(Stored data)
══════════

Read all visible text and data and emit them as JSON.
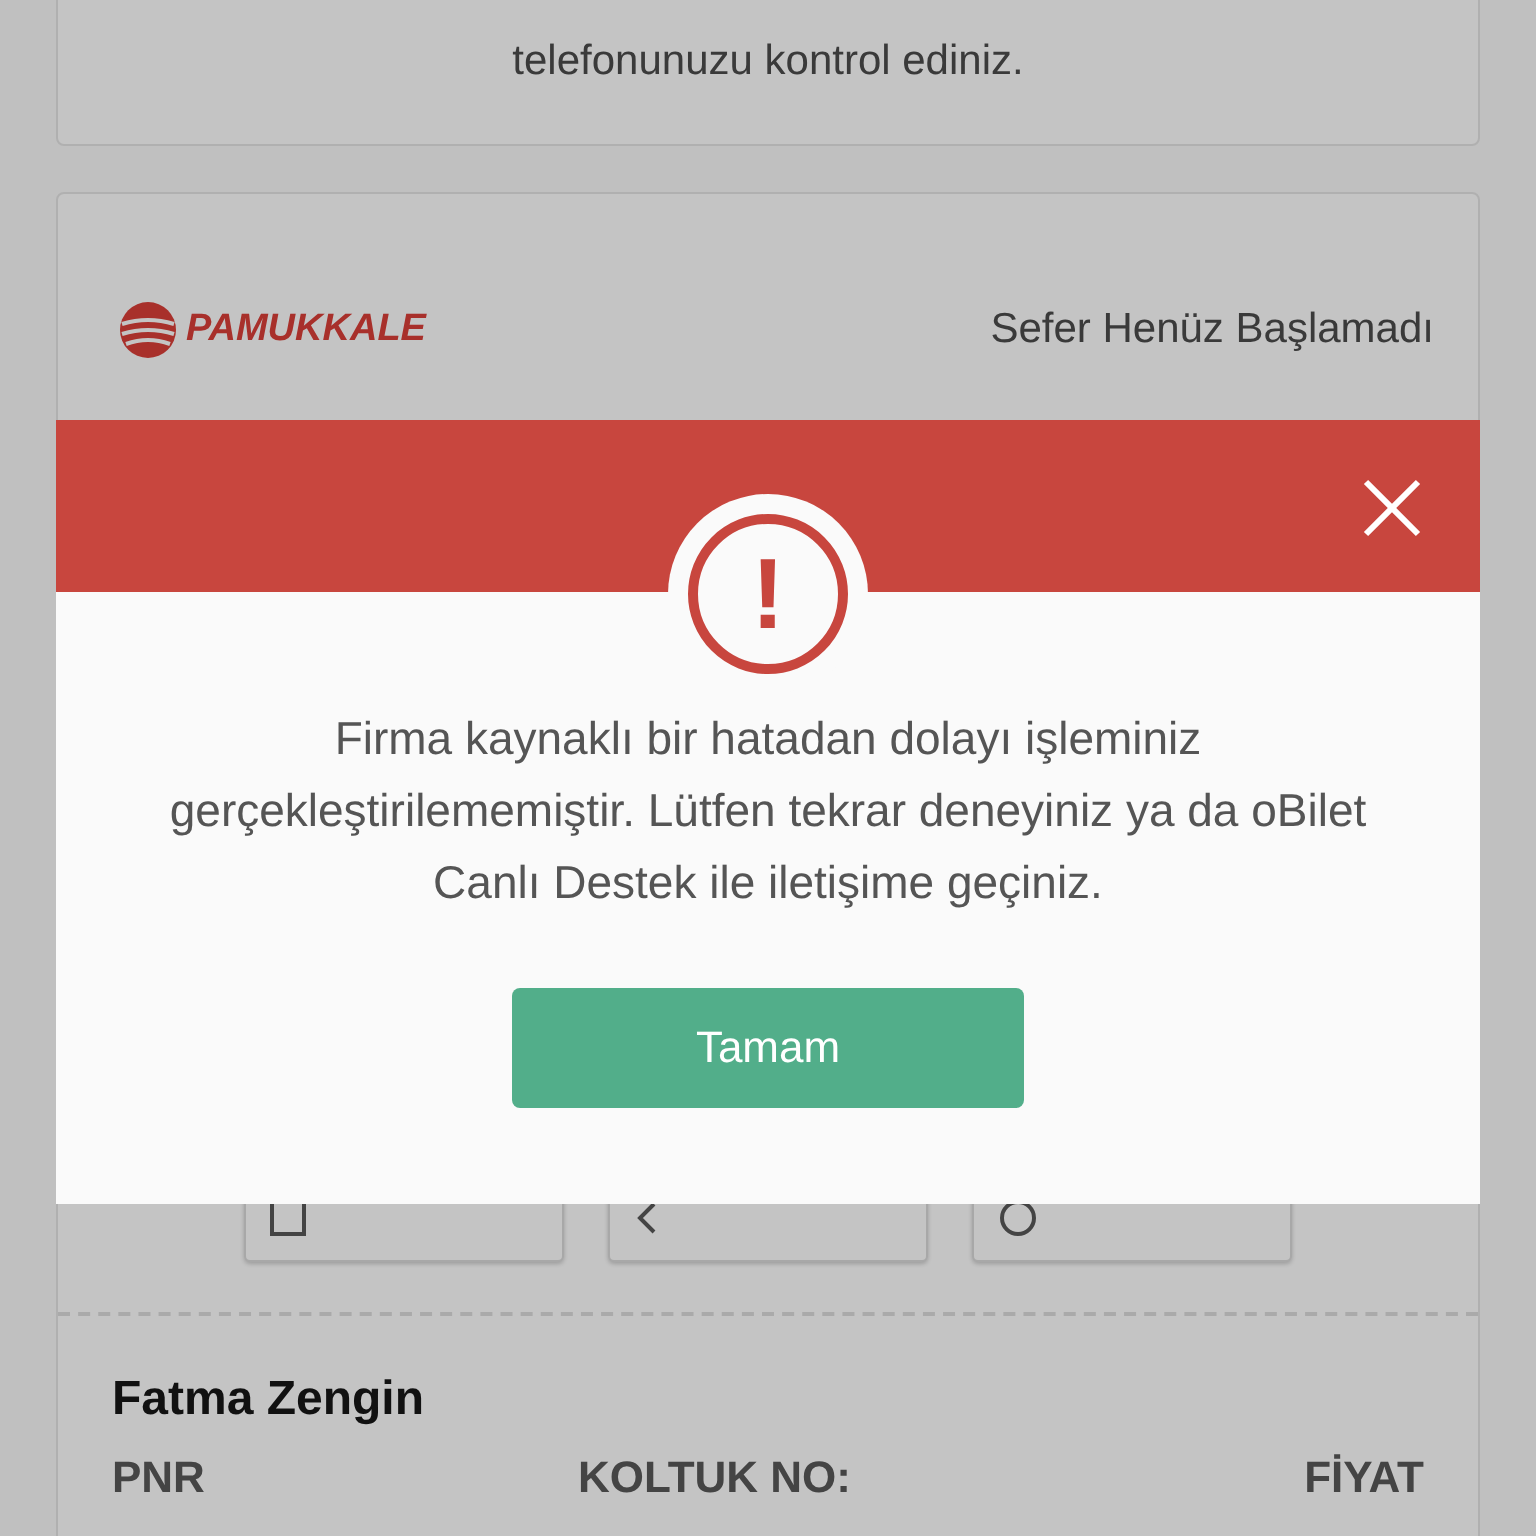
{
  "info_notice": {
    "text": "telefonunuzu kontrol ediniz."
  },
  "ticket": {
    "brand": "PAMUKKALE",
    "status": "Sefer Henüz Başlamadı",
    "actions": [
      {
        "kind": "ticket"
      },
      {
        "kind": "change"
      },
      {
        "kind": "cancel"
      }
    ],
    "passenger": {
      "name": "Fatma Zengin",
      "labels": [
        "PNR",
        "KOLTUK NO:",
        "FİYAT"
      ]
    }
  },
  "dialog": {
    "icon": "!",
    "message": "Firma kaynaklı bir hatadan dolayı işleminiz gerçekleştirilememiştir. Lütfen tekrar deneyiniz ya da oBilet Canlı Destek ile iletişime geçiniz.",
    "button": "Tamam"
  }
}
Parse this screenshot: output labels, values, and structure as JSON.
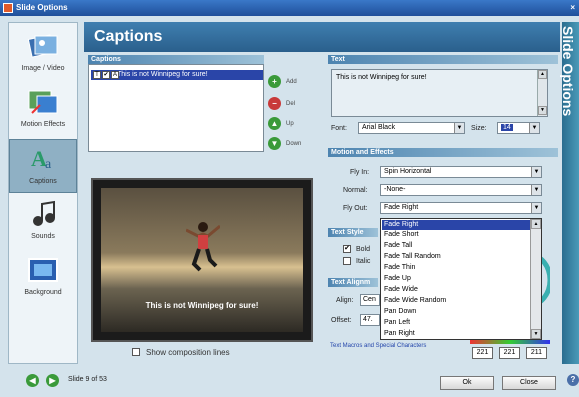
{
  "window": {
    "title": "Slide Options"
  },
  "sidebar": {
    "items": [
      {
        "label": "Image / Video",
        "icon": "image-video-icon"
      },
      {
        "label": "Motion Effects",
        "icon": "motion-effects-icon"
      },
      {
        "label": "Captions",
        "icon": "captions-icon"
      },
      {
        "label": "Sounds",
        "icon": "sounds-icon"
      },
      {
        "label": "Background",
        "icon": "background-icon"
      }
    ]
  },
  "header": {
    "title": "Captions",
    "vertical_title": "Slide Options"
  },
  "captions": {
    "group_label": "Captions",
    "item": "This is not Winnipeg for sure!",
    "check_labels": [
      "T",
      "✔",
      "A"
    ],
    "buttons": {
      "add": "Add",
      "delete": "Del",
      "up": "Up",
      "down": "Down"
    }
  },
  "text": {
    "group_label": "Text",
    "value": "This is not Winnipeg for sure!",
    "font_label": "Font:",
    "font_value": "Arial Black",
    "size_label": "Size:",
    "size_value": "14"
  },
  "motion": {
    "group_label": "Motion and Effects",
    "fly_in_label": "Fly In:",
    "fly_in_value": "Spin Horizontal",
    "normal_label": "Normal:",
    "normal_value": "-None-",
    "fly_out_label": "Fly Out:",
    "fly_out_value": "Fade Right",
    "dropdown_options": [
      "Fade Right",
      "Fade Short",
      "Fade Tall",
      "Fade Tall Random",
      "Fade Thin",
      "Fade Up",
      "Fade Wide",
      "Fade Wide Random",
      "Pan Down",
      "Pan Left",
      "Pan Right"
    ]
  },
  "text_style": {
    "group_label": "Text Style",
    "bold_label": "Bold",
    "bold_checked": "✔",
    "italic_label": "Italic"
  },
  "text_align": {
    "group_label": "Text Alignm",
    "align_label": "Align:",
    "align_value": "Cen",
    "offset_label": "Offset:",
    "offset_value": "47."
  },
  "preview": {
    "caption": "This is not Winnipeg for sure!",
    "composition_label": "Show composition lines"
  },
  "color": {
    "r": "221",
    "g": "221",
    "b": "211"
  },
  "link": {
    "text": "Text Macros and Special Characters"
  },
  "footer": {
    "slide_label": "Slide 9 of 53",
    "ok": "Ok",
    "close": "Close",
    "help": "?"
  },
  "colors": {
    "accent": "#2a45a8",
    "header_bg": "#3f7fb0",
    "nav_green": "#3a9a3a"
  }
}
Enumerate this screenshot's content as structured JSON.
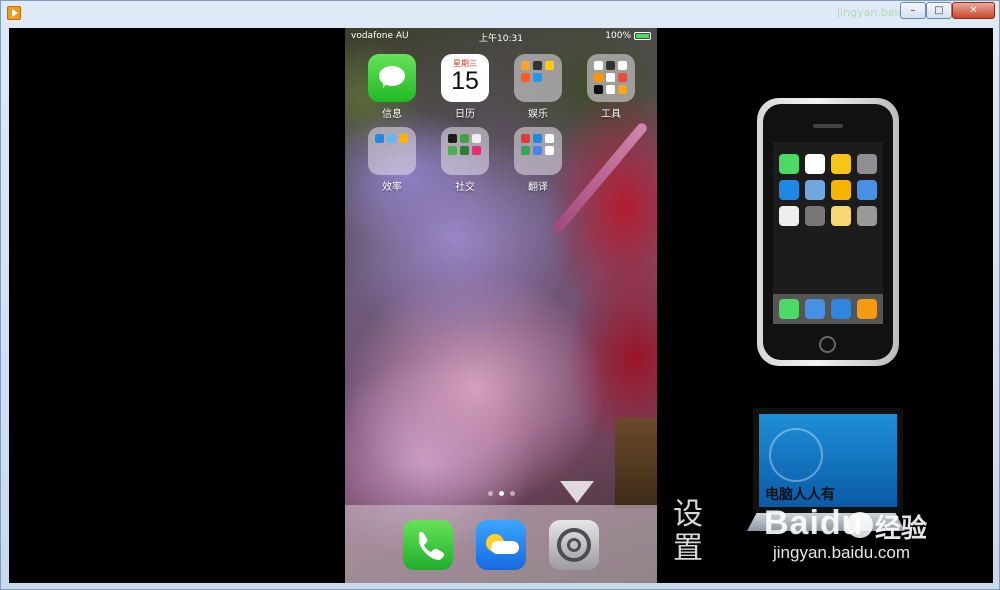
{
  "window": {
    "controls": {
      "minimize": "–",
      "maximize": "□",
      "close": "✕"
    },
    "title_ghost": "jingyan.baidu.com"
  },
  "phone": {
    "status": {
      "carrier": "vodafone AU",
      "time": "上午10:31",
      "battery": "100%"
    },
    "apps": [
      {
        "label": "信息",
        "icon": "messages-icon"
      },
      {
        "label": "日历",
        "icon": "calendar-icon",
        "weekday": "星期三",
        "day": "15"
      },
      {
        "label": "娱乐",
        "icon": "folder-icon"
      },
      {
        "label": "工具",
        "icon": "folder-icon"
      },
      {
        "label": "效率",
        "icon": "folder-icon"
      },
      {
        "label": "社交",
        "icon": "folder-icon"
      },
      {
        "label": "翻译",
        "icon": "folder-icon"
      }
    ],
    "page_indicator": {
      "pages": 3,
      "current": 2
    },
    "dock": [
      {
        "icon": "phone-icon"
      },
      {
        "icon": "weather-icon"
      },
      {
        "icon": "settings-icon"
      }
    ]
  },
  "overlay": {
    "laptop_caption": "电脑人人有",
    "side_caption": "设置",
    "watermark_brand": "Baidu",
    "watermark_suffix": "经验",
    "watermark_url": "jingyan.baidu.com"
  },
  "colors": {
    "accent_green": "#4cd964",
    "close_red": "#c9462c",
    "frame_blue": "#cfe0f0"
  }
}
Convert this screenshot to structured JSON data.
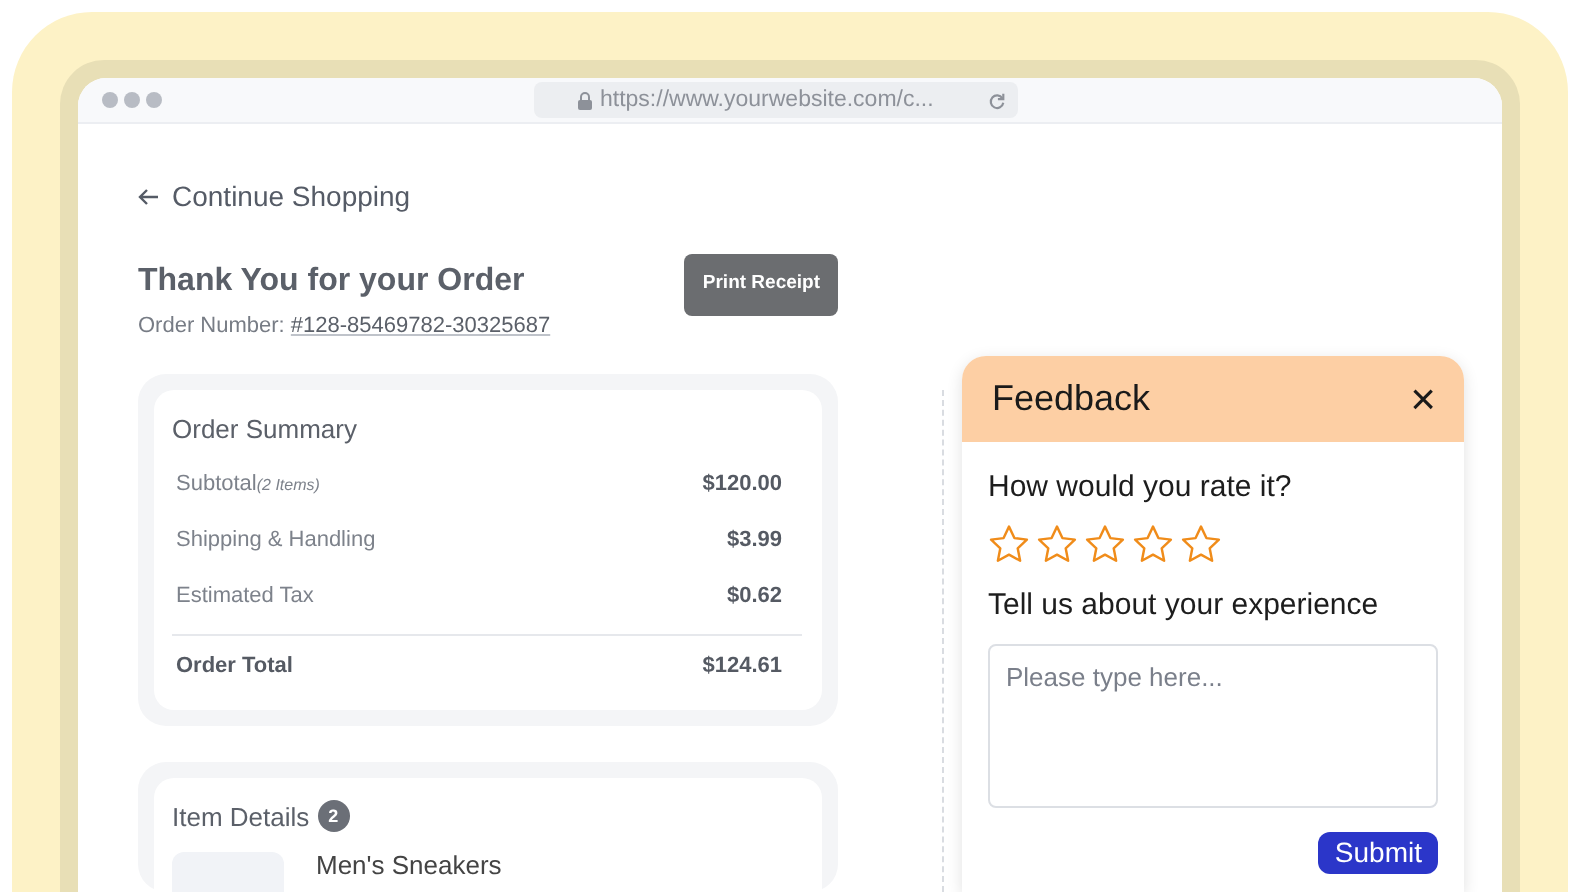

══════════

Work out how many lines above contain the word "Fade". Give only the number.

9